### Source material:
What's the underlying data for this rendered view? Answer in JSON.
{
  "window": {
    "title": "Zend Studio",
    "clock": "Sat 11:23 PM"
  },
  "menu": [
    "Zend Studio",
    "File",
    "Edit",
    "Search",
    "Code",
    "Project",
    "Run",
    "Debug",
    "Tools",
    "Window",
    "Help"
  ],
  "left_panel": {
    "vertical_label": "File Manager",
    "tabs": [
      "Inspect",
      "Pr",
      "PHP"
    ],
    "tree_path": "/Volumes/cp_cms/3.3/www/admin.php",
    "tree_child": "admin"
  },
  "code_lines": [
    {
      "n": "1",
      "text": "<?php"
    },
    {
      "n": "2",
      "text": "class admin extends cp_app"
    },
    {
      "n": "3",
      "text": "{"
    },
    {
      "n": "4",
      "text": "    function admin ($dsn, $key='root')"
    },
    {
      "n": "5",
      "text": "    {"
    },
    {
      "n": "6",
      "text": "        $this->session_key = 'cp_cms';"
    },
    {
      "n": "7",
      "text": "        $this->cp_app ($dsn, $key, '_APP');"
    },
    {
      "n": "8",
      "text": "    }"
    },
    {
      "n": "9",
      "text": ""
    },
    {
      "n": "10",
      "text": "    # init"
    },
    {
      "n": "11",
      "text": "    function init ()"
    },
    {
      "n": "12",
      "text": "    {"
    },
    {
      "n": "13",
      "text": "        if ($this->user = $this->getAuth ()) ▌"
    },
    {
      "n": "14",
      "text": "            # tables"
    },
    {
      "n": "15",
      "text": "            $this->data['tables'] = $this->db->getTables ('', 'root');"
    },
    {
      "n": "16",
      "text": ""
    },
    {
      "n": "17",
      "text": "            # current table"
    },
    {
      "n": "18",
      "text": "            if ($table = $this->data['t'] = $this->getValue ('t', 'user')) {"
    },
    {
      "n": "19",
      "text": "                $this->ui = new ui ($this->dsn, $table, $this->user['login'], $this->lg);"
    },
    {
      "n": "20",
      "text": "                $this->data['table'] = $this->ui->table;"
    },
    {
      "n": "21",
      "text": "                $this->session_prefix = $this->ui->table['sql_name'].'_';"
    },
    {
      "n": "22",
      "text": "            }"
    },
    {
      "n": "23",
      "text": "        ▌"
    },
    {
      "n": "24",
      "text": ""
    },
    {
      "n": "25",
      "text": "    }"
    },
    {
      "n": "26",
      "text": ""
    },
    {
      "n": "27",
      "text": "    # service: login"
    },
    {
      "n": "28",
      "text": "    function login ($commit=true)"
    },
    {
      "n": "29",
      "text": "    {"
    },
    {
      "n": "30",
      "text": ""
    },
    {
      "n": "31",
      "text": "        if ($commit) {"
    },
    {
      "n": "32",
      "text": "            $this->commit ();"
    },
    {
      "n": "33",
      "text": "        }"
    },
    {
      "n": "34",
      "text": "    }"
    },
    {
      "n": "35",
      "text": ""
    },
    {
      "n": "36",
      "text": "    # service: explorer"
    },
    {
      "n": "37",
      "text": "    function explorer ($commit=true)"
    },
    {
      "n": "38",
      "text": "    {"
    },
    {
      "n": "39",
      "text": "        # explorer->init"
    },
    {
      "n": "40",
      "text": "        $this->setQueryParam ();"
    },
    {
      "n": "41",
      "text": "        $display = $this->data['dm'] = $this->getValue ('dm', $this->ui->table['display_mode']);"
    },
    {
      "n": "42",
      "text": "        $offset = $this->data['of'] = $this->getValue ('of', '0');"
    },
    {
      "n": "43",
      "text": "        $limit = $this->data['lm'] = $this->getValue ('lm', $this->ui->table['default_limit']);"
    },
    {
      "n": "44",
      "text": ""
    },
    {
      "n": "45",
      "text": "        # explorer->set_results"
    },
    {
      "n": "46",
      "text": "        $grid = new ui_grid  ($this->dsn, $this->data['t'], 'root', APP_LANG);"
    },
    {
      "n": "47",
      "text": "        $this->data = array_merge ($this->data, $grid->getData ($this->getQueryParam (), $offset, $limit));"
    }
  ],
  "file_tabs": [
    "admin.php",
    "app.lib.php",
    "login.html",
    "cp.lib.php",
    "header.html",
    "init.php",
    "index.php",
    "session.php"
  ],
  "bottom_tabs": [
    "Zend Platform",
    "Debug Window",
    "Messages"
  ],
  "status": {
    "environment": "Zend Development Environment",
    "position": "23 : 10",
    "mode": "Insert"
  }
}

### Task description:
Gather each line from the listing above that holds "true".

### Problem solution:
      "text": "    function login ($commit=true)"
      "text": "    function explorer ($commit=true)"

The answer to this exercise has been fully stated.